To be done: Repeat the records below exactly, leaving out any pictures.

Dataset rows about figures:
== == ==
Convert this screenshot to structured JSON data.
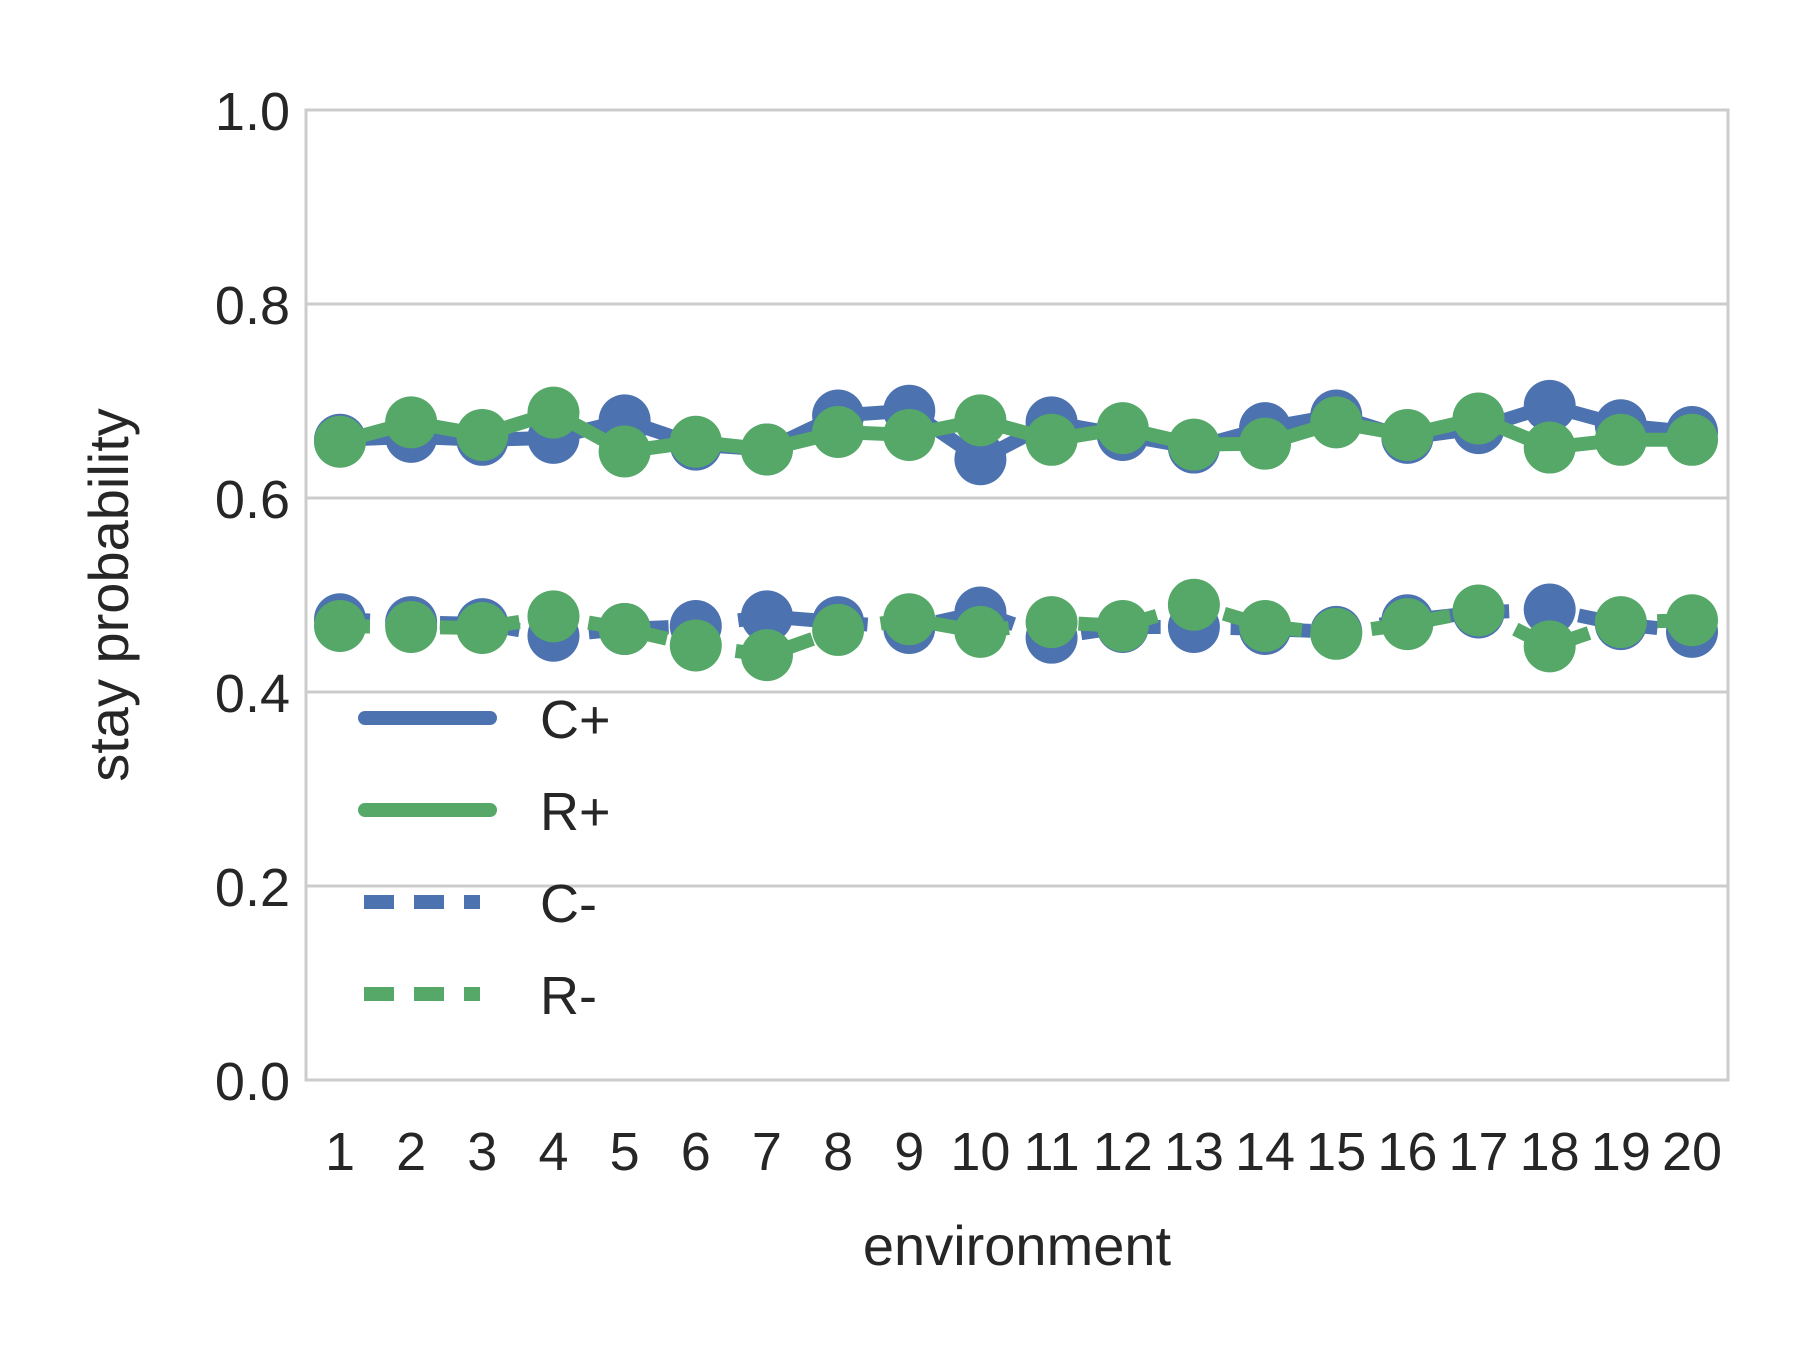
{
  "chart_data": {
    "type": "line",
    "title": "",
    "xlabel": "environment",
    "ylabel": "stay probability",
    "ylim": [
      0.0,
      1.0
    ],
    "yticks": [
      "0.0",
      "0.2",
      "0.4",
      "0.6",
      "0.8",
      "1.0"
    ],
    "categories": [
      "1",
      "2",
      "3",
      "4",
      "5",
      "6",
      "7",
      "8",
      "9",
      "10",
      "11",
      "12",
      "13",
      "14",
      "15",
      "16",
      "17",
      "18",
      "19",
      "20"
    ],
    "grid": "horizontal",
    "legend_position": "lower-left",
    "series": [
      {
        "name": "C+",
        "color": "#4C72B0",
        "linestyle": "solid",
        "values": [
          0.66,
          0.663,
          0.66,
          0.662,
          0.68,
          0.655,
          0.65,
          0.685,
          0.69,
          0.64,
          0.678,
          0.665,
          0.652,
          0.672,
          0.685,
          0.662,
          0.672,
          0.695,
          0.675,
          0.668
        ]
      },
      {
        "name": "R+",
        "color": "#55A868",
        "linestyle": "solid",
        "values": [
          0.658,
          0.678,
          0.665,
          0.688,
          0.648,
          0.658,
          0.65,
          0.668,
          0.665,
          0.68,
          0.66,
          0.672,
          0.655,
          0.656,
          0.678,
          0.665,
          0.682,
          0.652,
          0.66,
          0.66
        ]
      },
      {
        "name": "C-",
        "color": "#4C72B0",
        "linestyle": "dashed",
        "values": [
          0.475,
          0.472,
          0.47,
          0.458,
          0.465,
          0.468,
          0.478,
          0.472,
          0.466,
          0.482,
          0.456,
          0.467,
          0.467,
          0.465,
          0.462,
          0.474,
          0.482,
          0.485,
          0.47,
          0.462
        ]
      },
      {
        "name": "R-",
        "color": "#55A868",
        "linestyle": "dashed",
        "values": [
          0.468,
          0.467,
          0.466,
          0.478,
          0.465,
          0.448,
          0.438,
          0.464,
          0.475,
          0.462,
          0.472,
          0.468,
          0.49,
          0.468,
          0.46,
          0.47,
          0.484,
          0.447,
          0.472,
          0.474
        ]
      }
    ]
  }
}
== == ==
Worked solution:
Convert this screenshot to structured JSON data.
{
  "chart_data": {
    "type": "line",
    "title": "",
    "xlabel": "environment",
    "ylabel": "stay probability",
    "ylim": [
      0.0,
      1.0
    ],
    "yticks": [
      "0.0",
      "0.2",
      "0.4",
      "0.6",
      "0.8",
      "1.0"
    ],
    "categories": [
      "1",
      "2",
      "3",
      "4",
      "5",
      "6",
      "7",
      "8",
      "9",
      "10",
      "11",
      "12",
      "13",
      "14",
      "15",
      "16",
      "17",
      "18",
      "19",
      "20"
    ],
    "grid": "horizontal",
    "legend_position": "lower-left",
    "series": [
      {
        "name": "C+",
        "color": "#4C72B0",
        "linestyle": "solid",
        "values": [
          0.66,
          0.663,
          0.66,
          0.662,
          0.68,
          0.655,
          0.65,
          0.685,
          0.69,
          0.64,
          0.678,
          0.665,
          0.652,
          0.672,
          0.685,
          0.662,
          0.672,
          0.695,
          0.675,
          0.668
        ]
      },
      {
        "name": "R+",
        "color": "#55A868",
        "linestyle": "solid",
        "values": [
          0.658,
          0.678,
          0.665,
          0.688,
          0.648,
          0.658,
          0.65,
          0.668,
          0.665,
          0.68,
          0.66,
          0.672,
          0.655,
          0.656,
          0.678,
          0.665,
          0.682,
          0.652,
          0.66,
          0.66
        ]
      },
      {
        "name": "C-",
        "color": "#4C72B0",
        "linestyle": "dashed",
        "values": [
          0.475,
          0.472,
          0.47,
          0.458,
          0.465,
          0.468,
          0.478,
          0.472,
          0.466,
          0.482,
          0.456,
          0.467,
          0.467,
          0.465,
          0.462,
          0.474,
          0.482,
          0.485,
          0.47,
          0.462
        ]
      },
      {
        "name": "R-",
        "color": "#55A868",
        "linestyle": "dashed",
        "values": [
          0.468,
          0.467,
          0.466,
          0.478,
          0.465,
          0.448,
          0.438,
          0.464,
          0.475,
          0.462,
          0.472,
          0.468,
          0.49,
          0.468,
          0.46,
          0.47,
          0.484,
          0.447,
          0.472,
          0.474
        ]
      }
    ]
  }
}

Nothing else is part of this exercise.